What you will do: Output the entries below exactly as written, omitting pictures.

==== Excerpted data ====

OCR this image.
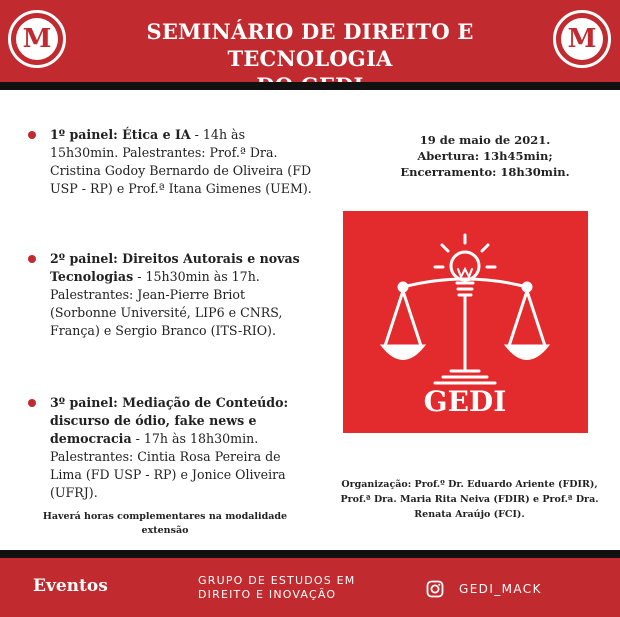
M	SEMINÁRIO DE DIREITO E TECNOLOGIA
M
1º painel: Ética e IA - 14h às 15h30min. Palestrantes: Prof.ª Dra. Cristina Godoy Bernardo de Oliveira (FD USP - RP) e Prof.ª Itana Gimenes (UEM).
2º painel: Direitos Autorais e novas Tecnologias - 15h30min às 17h. Palestrantes: Jean-Pierre Briot (Sorbonne Université, LIP6 e CNRS, França) e Sergio Branco (ITS-RIO).
3º painel: Mediação de Conteúdo: discurso de ódio, fake news e democracia - 17h às 18h30min. Palestrantes: Cintia Rosa Pereira de Lima (FD USP - RP) e Jonice Oliveira (UFRJ).
Haverá horas complementares na modalidade extensão
19 de maio de 2021.
Abertura: 13h45min;
Encerramento: 18h30min.
GEDI
Organização: Prof.º Dr. Eduardo Ariente (FDIR), Prof.ª Dra. Maria Rita Neiva (FDIR) e Prof.ª Dra. Renata Araújo (FCI).
Eventos	GRUPO DE ESTUDOS EM
DIREITO E INOVAÇÃO	GEDI_MACK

====

Result of this exercise:
OCR this image.
M	SEMINÁRIO DE DIREITO E TECNOLOGIA
M
1º painel: Ética e IA - 14h às 15h30min. Palestrantes: Prof.ª Dra. Cristina Godoy Bernardo de Oliveira (FD USP - RP) e Prof.ª Itana Gimenes (UEM).
2º painel: Direitos Autorais e novas Tecnologias - 15h30min às 17h. Palestrantes: Jean-Pierre Briot (Sorbonne Université, LIP6 e CNRS, França) e Sergio Branco (ITS-RIO).
3º painel: Mediação de Conteúdo: discurso de ódio, fake news e democracia - 17h às 18h30min. Palestrantes: Cintia Rosa Pereira de Lima (FD USP - RP) e Jonice Oliveira (UFRJ).
Haverá horas complementares na modalidade extensão
19 de maio de 2021.
Abertura: 13h45min;
Encerramento: 18h30min.
GEDI
Organização: Prof.º Dr. Eduardo Ariente (FDIR), Prof.ª Dra. Maria Rita Neiva (FDIR) e Prof.ª Dra. Renata Araújo (FCI).
Eventos	GRUPO DE ESTUDOS EM
DIREITO E INOVAÇÃO	GEDI_MACK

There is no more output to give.